| WHAT YOU SHOULD DO |
Gather every line of the entries that includes the word "Output".

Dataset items
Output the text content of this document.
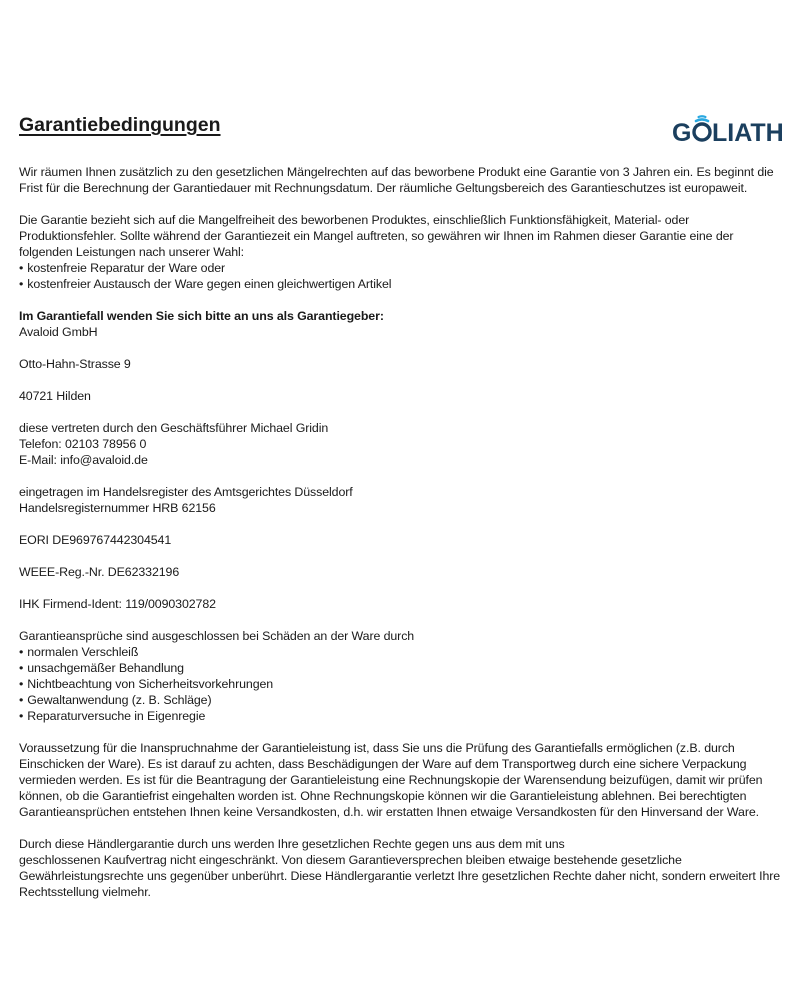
Garantiebedingungen	G LIATH

Wir räumen Ihnen zusätzlich zu den gesetzlichen Mängelrechten auf das beworbene Produkt eine Garantie von 3 Jahren ein. Es beginnt die Frist für die Berechnung der Garantiedauer mit Rechnungsdatum. Der räumliche Geltungsbereich des Garantieschutzes ist europaweit.

Die Garantie bezieht sich auf die Mangelfreiheit des beworbenen Produktes, einschließlich Funktionsfähigkeit, Material- oder Produktionsfehler. Sollte während der Garantiezeit ein Mangel auftreten, so gewähren wir Ihnen im Rahmen dieser Garantie eine der folgenden Leistungen nach unserer Wahl:

• kostenfreie Reparatur der Ware oder
• kostenfreier Austausch der Ware gegen einen gleichwertigen Artikel

Im Garantiefall wenden Sie sich bitte an uns als Garantiegeber:

Avaloid GmbH

Otto-Hahn-Strasse 9

40721 Hilden

diese vertreten durch den Geschäftsführer Michael Gridin
Telefon: 02103 78956 0
E-Mail: info@avaloid.de

eingetragen im Handelsregister des Amtsgerichtes Düsseldorf
Handelsregisternummer HRB 62156

EORI DE969767442304541

WEEE-Reg.-Nr. DE62332196

IHK Firmend-Ident: 119/0090302782

Garantieansprüche sind ausgeschlossen bei Schäden an der Ware durch

• normalen Verschleiß
• unsachgemäßer Behandlung
• Nichtbeachtung von Sicherheitsvorkehrungen
• Gewaltanwendung (z. B. Schläge)
• Reparaturversuche in Eigenregie

Voraussetzung für die Inanspruchnahme der Garantieleistung ist, dass Sie uns die Prüfung des Garantiefalls ermöglichen (z.B. durch Einschicken der Ware). Es ist darauf zu achten, dass Beschädigungen der Ware auf dem Transportweg durch eine sichere Verpackung vermieden werden. Es ist für die Beantragung der Garantieleistung eine Rechnungskopie der Warensendung beizufügen, damit wir prüfen können, ob die Garantiefrist eingehalten worden ist. Ohne Rechnungskopie können wir die Garantieleistung ablehnen. Bei berechtigten Garantieansprüchen entstehen Ihnen keine Versandkosten, d.h. wir erstatten Ihnen etwaige Versandkosten für den Hinversand der Ware.

Durch diese Händlergarantie durch uns werden Ihre gesetzlichen Rechte gegen uns aus dem mit uns
geschlossenen Kaufvertrag nicht eingeschränkt. Von diesem Garantieversprechen bleiben etwaige bestehende gesetzliche Gewährleistungsrechte uns gegenüber unberührt. Diese Händlergarantie verletzt Ihre gesetzlichen Rechte daher nicht, sondern erweitert Ihre Rechtsstellung vielmehr.
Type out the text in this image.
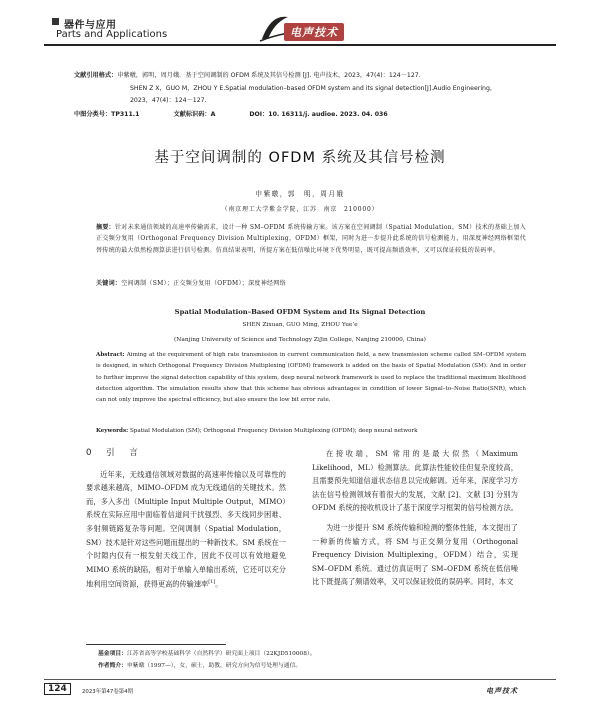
器件与应用
Parts and Applications	电声技术
文献引用格式：申紫暾，郭明，周月娥．基于空间调制的 OFDM 系统及其信号检测 [J]. 电声技术，2023，47(4)：124－127.
SHEN Z X，GUO M，ZHOU Y E.Spatial modulation–based OFDM system and its signal detection[J].Audio Engineering，
2023，47(4)：124－127.
中图分类号：TP311.1	文献标识码：A	DOI：10. 16311/j. audioe. 2023. 04. 036
基于空间调制的 OFDM 系统及其信号检测
申紫暾，郭　明，周月娥
（南京理工大学紫金学院，江苏　南京　210000）
摘要：针对未来通信领域的高速率传输需求，设计一种 SM–OFDM 系统传输方案。该方案在空间调制（Spatial Modulation，SM）技术的基础上加入正交频分复用（Orthogonal Frequency Division Multiplexing，OFDM）框架，同时为进一步提升此系统的信号检测能力，用深度神经网络框架代替传统的最大似然检测算法进行信号检测。仿真结果表明，所提方案在低信噪比环境下优势明显，既可提高频谱效率，又可以保证较低的误码率。
关键词：空间调制（SM）；正交频分复用（OFDM）；深度神经网络
Spatial Modulation–Based OFDM System and Its Signal Detection
SHEN Zixuan, GUO Ming, ZHOU Yue’e
(Nanjing University of Science and Technology ZiJin College, Nanjing 210000, China)
Abstract: Aiming at the requirement of high rate transmission in current communication field, a new transmission scheme called SM–OFDM system is designed, in which Orthogonal Frequency Division Multiplexing (OFDM) framework is added on the basis of Spatial Modulation (SM). And in order to further improve the signal detection capability of this system, deep neural network framework is used to replace the traditional maximum likelihood detection algorithm. The simulation results show that this scheme has obvious advantages in condition of lower Signal–to–Noise Ratio(SNR), which can not only improve the spectral efficiency, but also ensure the low bit error rate.
Keywords: Spatial Modulation (SM); Orthogonal Frequency Division Multiplexing (OFDM); deep neural network
0　引　言
近年来，无线通信领域对数据的高速率传输以及可靠性的要求越来越高，MIMO–OFDM 成为无线通信的关键技术。然而，多入多出（Multiple Input Multiple Output，MIMO）系统在实际应用中面临着信道间干扰强烈、多天线同步困难、多射频链路复杂等问题。空间调制（Spatial Modulation，SM）技术是针对这些问题而提出的一种新技术。SM 系统在一个时隙内仅有一根发射天线工作，因此不仅可以有效地避免 MIMO 系统的缺陷，相对于单输入单输出系统，它还可以充分地利用空间资源，获得更高的传输速率[1]。
在接收端，SM 常用的是最大似然（Maximum Likelihood，ML）检测算法。此算法性能较佳但复杂度较高，且需要预先知道信道状态信息以完成解调。近年来，深度学习方法在信号检测领域有着很大的发展，文献 [2]、文献 [3] 分别为 OFDM 系统的接收机设计了基于深度学习框架的信号检测方法。
为进一步提升 SM 系统传输和检测的整体性能，本文提出了一种新的传输方式，将 SM 与正交频分复用（Orthogonal Frequency Division Multiplexing，OFDM）结合，实现 SM–OFDM 系统。通过仿真证明了 SM–OFDM 系统在低信噪比下既提高了频谱效率，又可以保证较低的误码率。同时，本文
基金项目：江苏省高等学校基础科学（自然科学）研究面上项目（22KJD510008）。
作者简介：申紫暾（1997—），女，硕士，助教，研究方向为信号处理与通信。
124	2023年第47卷第4期	电声技术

| RESPONSE TO THIS EXERCISE |
Output the text content of this document.
近年来，无线通信领域对数据的高速率传输以及可靠性的要求越来越高，MIMO–OFDM 成为无线通信的关键技术。然而，多入多出（Multiple Input Multiple Output，MIMO）系统在实际应用中面临着信道间干扰强烈、多天线同步困难、多射频链路复杂等问题。空间调制（Spatial Modulation，SM）技术是针对这些问题而提出的一种新技术。SM 系统在一个时隙内仅有一根发射天线工作，因此不仅可以有效地避免 MIMO 系统的缺陷，相对于单输入单输出系统，它还可以充分地利用空间资源，获得更高的传输速率[1]。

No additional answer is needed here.